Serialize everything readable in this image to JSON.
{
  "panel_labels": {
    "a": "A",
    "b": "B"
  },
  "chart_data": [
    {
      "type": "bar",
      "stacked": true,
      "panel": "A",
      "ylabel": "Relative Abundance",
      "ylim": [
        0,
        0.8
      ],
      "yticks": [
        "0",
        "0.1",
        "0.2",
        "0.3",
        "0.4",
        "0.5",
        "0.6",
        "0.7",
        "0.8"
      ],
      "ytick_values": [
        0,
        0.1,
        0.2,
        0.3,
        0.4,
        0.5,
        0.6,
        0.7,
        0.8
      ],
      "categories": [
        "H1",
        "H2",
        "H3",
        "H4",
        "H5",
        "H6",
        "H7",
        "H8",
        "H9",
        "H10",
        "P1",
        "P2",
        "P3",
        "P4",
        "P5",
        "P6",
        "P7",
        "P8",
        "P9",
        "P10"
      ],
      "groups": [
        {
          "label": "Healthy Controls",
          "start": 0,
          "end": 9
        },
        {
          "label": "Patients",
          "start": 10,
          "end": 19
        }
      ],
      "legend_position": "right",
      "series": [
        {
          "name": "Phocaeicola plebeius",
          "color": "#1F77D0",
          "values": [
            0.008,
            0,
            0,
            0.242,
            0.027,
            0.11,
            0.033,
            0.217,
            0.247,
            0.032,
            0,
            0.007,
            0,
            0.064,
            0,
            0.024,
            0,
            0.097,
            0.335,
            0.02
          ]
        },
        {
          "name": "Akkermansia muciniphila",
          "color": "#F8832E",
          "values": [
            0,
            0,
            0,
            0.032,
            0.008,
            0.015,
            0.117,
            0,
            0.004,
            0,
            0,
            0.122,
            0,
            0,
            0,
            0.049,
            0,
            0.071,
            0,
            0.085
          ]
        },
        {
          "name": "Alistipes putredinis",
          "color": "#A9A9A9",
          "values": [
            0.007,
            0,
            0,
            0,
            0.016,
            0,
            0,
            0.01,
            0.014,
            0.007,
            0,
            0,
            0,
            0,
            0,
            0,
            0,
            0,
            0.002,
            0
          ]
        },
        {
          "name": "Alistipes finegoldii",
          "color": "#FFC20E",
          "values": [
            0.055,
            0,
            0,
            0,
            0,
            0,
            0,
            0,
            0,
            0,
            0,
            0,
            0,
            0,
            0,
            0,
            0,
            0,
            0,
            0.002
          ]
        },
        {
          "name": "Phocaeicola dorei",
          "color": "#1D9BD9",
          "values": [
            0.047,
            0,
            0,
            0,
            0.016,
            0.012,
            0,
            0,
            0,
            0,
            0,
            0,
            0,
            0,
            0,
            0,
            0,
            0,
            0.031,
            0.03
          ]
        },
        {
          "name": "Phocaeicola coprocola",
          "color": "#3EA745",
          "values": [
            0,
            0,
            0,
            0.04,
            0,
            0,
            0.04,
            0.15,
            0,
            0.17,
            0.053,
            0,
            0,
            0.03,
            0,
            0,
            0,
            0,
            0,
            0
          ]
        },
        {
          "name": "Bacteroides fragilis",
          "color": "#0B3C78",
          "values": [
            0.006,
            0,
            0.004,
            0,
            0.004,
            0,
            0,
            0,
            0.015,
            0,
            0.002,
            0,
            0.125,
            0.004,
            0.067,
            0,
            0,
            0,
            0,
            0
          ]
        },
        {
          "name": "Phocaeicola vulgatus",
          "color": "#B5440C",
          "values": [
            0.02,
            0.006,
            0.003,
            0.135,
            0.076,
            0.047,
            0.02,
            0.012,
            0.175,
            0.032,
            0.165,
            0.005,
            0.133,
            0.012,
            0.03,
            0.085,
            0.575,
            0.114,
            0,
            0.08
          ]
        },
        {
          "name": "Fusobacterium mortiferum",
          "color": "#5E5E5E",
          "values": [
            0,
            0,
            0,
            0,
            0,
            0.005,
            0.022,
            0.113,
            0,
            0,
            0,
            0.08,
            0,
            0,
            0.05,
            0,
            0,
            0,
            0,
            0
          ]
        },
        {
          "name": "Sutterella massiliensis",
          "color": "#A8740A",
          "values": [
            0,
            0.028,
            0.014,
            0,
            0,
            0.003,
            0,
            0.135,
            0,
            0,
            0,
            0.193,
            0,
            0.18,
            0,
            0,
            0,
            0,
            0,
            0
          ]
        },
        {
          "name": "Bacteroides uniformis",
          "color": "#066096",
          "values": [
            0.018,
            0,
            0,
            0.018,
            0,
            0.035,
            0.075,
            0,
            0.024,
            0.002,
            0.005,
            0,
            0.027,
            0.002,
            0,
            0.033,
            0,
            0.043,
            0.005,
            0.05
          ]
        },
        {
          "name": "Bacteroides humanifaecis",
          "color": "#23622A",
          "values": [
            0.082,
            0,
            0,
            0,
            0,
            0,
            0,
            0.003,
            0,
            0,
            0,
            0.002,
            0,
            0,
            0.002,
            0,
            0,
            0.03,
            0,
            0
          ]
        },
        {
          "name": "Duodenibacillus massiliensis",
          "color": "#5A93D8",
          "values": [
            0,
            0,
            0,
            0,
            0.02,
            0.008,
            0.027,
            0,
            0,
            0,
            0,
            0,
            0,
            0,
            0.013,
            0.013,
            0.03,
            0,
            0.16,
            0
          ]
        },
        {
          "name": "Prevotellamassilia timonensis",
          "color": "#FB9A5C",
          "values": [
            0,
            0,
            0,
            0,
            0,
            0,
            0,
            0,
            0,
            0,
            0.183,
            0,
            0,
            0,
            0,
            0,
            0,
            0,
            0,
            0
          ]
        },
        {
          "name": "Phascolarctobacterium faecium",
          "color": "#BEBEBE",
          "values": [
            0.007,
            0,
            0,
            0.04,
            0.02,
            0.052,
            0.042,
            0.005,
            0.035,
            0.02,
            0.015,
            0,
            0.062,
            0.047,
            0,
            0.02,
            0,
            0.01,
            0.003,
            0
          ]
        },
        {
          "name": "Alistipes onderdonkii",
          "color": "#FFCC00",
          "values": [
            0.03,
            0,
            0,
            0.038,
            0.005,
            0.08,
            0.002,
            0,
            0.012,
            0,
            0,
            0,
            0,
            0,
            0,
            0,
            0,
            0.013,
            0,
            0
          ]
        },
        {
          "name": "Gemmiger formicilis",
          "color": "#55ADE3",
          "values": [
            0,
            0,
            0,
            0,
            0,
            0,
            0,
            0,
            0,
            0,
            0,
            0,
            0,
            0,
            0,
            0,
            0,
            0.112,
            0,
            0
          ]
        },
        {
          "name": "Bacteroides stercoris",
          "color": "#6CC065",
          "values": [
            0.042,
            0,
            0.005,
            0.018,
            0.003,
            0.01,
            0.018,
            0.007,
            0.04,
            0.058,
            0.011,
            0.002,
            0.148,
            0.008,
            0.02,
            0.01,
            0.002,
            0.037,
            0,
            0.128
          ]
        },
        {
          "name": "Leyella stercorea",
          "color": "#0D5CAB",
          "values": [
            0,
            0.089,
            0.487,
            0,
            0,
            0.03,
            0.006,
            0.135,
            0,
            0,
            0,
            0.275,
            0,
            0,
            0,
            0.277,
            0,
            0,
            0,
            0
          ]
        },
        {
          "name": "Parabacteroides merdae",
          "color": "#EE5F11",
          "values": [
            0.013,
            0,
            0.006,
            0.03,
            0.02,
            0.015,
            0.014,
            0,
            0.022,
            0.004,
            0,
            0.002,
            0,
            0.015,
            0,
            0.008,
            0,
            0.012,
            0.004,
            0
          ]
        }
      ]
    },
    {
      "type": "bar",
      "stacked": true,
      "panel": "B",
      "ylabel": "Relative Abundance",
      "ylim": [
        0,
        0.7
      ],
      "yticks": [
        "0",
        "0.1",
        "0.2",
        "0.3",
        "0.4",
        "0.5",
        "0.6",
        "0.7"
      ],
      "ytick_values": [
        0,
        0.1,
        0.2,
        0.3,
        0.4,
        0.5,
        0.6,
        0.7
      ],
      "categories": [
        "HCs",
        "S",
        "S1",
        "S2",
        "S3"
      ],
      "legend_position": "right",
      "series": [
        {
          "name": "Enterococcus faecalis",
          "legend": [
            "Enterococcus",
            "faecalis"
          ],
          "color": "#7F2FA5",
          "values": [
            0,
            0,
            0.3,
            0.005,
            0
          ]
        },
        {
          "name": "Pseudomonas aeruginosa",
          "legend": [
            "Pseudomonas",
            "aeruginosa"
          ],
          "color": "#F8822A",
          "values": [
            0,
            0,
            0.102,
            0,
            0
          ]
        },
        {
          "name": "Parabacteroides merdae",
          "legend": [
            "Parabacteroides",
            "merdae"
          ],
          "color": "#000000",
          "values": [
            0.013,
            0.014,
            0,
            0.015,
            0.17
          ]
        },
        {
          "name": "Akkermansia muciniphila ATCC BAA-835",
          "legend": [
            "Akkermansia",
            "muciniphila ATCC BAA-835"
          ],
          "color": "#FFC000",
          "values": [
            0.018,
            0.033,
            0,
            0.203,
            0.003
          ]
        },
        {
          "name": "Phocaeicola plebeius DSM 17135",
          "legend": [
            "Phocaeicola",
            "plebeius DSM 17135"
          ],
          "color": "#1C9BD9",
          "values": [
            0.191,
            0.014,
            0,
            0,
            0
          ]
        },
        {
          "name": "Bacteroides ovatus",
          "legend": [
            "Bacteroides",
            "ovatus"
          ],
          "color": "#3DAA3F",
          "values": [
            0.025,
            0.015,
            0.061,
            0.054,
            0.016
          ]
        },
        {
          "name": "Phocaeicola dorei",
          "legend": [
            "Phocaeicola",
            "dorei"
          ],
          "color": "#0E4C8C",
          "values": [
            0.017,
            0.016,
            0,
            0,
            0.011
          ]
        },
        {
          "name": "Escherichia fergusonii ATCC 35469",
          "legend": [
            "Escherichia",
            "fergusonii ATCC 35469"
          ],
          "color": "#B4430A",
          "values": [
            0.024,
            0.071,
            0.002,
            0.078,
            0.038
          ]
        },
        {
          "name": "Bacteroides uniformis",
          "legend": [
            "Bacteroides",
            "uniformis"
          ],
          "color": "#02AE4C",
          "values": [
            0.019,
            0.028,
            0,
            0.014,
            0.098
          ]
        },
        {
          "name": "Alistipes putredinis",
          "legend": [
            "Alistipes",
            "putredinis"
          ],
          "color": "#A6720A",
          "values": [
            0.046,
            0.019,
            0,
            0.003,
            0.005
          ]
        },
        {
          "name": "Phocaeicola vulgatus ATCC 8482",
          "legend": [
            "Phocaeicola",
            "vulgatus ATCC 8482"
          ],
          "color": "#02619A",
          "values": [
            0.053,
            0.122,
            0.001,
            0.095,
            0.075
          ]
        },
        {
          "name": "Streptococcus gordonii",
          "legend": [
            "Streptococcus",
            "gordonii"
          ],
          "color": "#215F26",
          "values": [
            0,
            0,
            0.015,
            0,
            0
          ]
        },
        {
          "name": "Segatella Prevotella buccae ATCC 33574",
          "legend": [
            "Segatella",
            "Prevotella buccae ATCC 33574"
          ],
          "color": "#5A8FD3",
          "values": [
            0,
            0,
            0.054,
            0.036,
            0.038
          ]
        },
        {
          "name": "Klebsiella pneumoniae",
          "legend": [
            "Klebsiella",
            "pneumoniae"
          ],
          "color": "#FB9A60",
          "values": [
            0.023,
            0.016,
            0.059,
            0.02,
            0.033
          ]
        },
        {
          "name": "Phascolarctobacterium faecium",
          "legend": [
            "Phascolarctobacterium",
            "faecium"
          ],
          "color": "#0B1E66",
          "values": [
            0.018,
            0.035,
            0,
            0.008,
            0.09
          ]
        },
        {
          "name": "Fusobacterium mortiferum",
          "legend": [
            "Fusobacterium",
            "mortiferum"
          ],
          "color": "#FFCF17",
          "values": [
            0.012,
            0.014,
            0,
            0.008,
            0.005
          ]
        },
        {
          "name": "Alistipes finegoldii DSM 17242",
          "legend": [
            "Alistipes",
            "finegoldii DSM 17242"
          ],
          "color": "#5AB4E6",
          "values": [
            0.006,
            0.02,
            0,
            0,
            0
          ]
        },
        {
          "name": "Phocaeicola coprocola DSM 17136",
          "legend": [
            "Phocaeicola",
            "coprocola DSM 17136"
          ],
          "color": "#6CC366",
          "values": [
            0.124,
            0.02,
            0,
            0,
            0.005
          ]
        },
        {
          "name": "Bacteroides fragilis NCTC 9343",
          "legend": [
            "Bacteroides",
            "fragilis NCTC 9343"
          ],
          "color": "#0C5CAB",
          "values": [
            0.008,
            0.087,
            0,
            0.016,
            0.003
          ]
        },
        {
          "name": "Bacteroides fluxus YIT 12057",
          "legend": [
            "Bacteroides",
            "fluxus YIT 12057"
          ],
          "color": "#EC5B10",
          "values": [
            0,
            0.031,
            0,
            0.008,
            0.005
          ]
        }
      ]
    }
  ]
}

## Required action
Determine how many lines in the data above contain the string "finegoldii". Give nothing except the number.

## Task result
3